▸ **The task**
Reproduce verbatim the portion of the pandas patch between "From 62a8c218839e0c1ce5410a41f712037b66c5df4c Mon" and "insertions(+), 23 deletions(-)", inclusive.

From 62a8c218839e0c1ce5410a41f712037b66c5df4c Mon Sep 17 00:00:00 2001
From: Joris Van den Bossche <jorisvandenbossche@gmail.com>
Date: Thu, 4 Sep 2025 17:01:00 +0200
Subject: [PATCH 1/5] REGR: fix string contains/match methods with compiled
 regex with flags

---
 pandas/core/arrays/_arrow_string_mixins.py | 10 +--
 pandas/core/arrays/string_arrow.py         | 52 +++++++++++++-
 pandas/core/strings/object_array.py        |  6 +-
 pandas/tests/strings/test_find_replace.py  | 83 +++++++++++++++++++---
 4 files changed, 128 insertions(+), 23 deletions(-)

diff --git a/pandas/core/arrays/_arrow_string_mixins.py b/pandas/core/arrays/_arrow_string_mixins.py
index 55eddb8045ca6..d80b097066c27 100644
--- a/pandas/core/arrays/_arrow_string_mixins.py
+++ b/pandas/core/arrays/_arrow_string_mixins.py
@@ -316,10 +316,7 @@ def _str_match(
         flags: int = 0,
         na: Scalar | lib.NoDefault = lib.no_default,
     ):
-        if isinstance(pat, re.Pattern):
-            # GH#61952
-            pat = pat.pattern
-        if isinstance(pat, str) and not pat.startswith("^"):
+        if not pat.startswith("^"):
             pat = f"^{pat}"
         return self._str_contains(pat, case, flags, na, regex=True)
 
@@ -330,10 +327,7 @@ def _str_fullmatch(
         flags: int = 0,
         na: Scalar | lib.NoDefault = lib.no_default,
     ):
-        if isinstance(pat, re.Pattern):
-            # GH#61952
-            pat = pat.pattern
-        if isinstance(pat, str) and (not pat.endswith("$") or pat.endswith("\\$")):
+        if not pat.endswith("$") or pat.endswith("\\$"):
             pat = f"{pat}$"

▸ **Recorded information**

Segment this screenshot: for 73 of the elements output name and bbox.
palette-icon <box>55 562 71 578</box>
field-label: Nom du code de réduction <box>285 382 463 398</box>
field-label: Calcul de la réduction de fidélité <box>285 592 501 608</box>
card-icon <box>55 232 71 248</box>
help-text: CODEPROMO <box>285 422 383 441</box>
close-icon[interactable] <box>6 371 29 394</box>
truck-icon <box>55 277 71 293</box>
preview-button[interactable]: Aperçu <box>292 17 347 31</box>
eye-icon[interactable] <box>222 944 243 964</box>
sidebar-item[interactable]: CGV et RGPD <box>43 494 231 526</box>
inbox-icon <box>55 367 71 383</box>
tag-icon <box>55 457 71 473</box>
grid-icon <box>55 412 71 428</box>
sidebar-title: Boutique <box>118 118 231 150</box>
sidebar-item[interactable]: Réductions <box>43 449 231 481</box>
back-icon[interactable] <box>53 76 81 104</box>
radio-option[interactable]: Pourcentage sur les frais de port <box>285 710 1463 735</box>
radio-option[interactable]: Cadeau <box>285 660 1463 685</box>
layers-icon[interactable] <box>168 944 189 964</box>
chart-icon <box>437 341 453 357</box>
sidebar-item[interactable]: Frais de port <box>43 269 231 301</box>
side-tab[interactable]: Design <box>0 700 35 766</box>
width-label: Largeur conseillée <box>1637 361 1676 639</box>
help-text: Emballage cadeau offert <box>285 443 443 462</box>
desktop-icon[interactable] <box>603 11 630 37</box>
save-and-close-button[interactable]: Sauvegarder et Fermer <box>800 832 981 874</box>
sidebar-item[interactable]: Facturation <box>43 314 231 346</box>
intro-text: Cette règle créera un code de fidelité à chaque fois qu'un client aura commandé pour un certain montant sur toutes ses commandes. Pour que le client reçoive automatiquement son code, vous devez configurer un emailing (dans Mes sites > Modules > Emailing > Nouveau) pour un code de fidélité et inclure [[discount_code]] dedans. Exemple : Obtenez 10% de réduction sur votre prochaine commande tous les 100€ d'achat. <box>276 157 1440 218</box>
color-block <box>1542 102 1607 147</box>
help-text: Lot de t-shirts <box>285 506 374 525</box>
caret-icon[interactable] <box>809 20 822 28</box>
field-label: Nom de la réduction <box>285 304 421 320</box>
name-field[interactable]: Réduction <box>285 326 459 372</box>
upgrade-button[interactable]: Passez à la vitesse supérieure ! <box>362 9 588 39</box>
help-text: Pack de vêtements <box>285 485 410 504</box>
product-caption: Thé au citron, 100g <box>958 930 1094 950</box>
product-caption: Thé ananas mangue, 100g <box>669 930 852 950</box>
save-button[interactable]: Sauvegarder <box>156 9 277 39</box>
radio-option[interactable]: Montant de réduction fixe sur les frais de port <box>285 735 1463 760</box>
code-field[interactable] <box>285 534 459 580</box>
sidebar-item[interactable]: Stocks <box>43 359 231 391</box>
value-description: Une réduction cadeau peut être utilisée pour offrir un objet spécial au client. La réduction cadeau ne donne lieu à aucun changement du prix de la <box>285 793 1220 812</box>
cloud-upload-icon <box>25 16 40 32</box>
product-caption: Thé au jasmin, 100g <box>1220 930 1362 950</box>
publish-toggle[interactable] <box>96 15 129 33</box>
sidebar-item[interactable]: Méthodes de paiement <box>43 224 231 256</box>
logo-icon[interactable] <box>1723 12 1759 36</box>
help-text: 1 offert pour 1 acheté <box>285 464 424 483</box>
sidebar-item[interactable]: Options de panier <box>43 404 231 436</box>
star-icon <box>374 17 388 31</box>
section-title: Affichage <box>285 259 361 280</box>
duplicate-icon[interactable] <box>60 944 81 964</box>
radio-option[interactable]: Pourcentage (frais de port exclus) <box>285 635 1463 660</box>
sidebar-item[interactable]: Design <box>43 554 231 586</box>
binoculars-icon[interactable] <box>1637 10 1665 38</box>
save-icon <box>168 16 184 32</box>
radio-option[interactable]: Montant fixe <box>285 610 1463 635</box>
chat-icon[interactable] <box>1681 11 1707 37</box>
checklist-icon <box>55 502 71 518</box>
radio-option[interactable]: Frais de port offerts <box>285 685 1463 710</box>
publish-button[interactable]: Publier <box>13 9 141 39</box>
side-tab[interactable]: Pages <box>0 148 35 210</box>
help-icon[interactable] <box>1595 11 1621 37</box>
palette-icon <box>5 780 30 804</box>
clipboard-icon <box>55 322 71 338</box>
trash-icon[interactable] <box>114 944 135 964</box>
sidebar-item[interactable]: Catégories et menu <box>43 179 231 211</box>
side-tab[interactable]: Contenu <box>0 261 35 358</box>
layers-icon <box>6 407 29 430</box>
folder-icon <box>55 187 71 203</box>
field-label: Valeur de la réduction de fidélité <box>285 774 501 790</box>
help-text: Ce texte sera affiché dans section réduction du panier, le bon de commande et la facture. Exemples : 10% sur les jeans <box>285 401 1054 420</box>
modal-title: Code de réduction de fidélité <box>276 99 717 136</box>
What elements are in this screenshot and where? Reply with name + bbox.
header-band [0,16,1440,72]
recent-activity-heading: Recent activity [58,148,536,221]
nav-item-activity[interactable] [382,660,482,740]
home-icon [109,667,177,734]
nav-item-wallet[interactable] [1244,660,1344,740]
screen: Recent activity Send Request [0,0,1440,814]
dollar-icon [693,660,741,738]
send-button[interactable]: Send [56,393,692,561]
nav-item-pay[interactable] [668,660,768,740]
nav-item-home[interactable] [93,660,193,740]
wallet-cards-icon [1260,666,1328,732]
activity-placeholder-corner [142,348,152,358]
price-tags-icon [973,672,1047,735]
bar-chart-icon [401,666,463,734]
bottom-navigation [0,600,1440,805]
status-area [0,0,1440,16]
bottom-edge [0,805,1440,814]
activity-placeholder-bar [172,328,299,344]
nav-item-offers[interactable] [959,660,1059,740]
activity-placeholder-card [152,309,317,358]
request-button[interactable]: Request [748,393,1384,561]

▸ **Answer for the task**
From 62a8c218839e0c1ce5410a41f712037b66c5df4c Mon Sep 17 00:00:00 2001
From: Joris Van den Bossche <jorisvandenbossche@gmail.com>
Date: Thu, 4 Sep 2025 17:01:00 +0200
Subject: [PATCH 1/5] REGR: fix string contains/match methods with compiled
 regex with flags

---
 pandas/core/arrays/_arrow_string_mixins.py | 10 +--
 pandas/core/arrays/string_arrow.py         | 52 +++++++++++++-
 pandas/core/strings/object_array.py        |  6 +-
 pandas/tests/strings/test_find_replace.py  | 83 +++++++++++++++++++---
 4 files changed, 128 insertions(+), 23 deletions(-)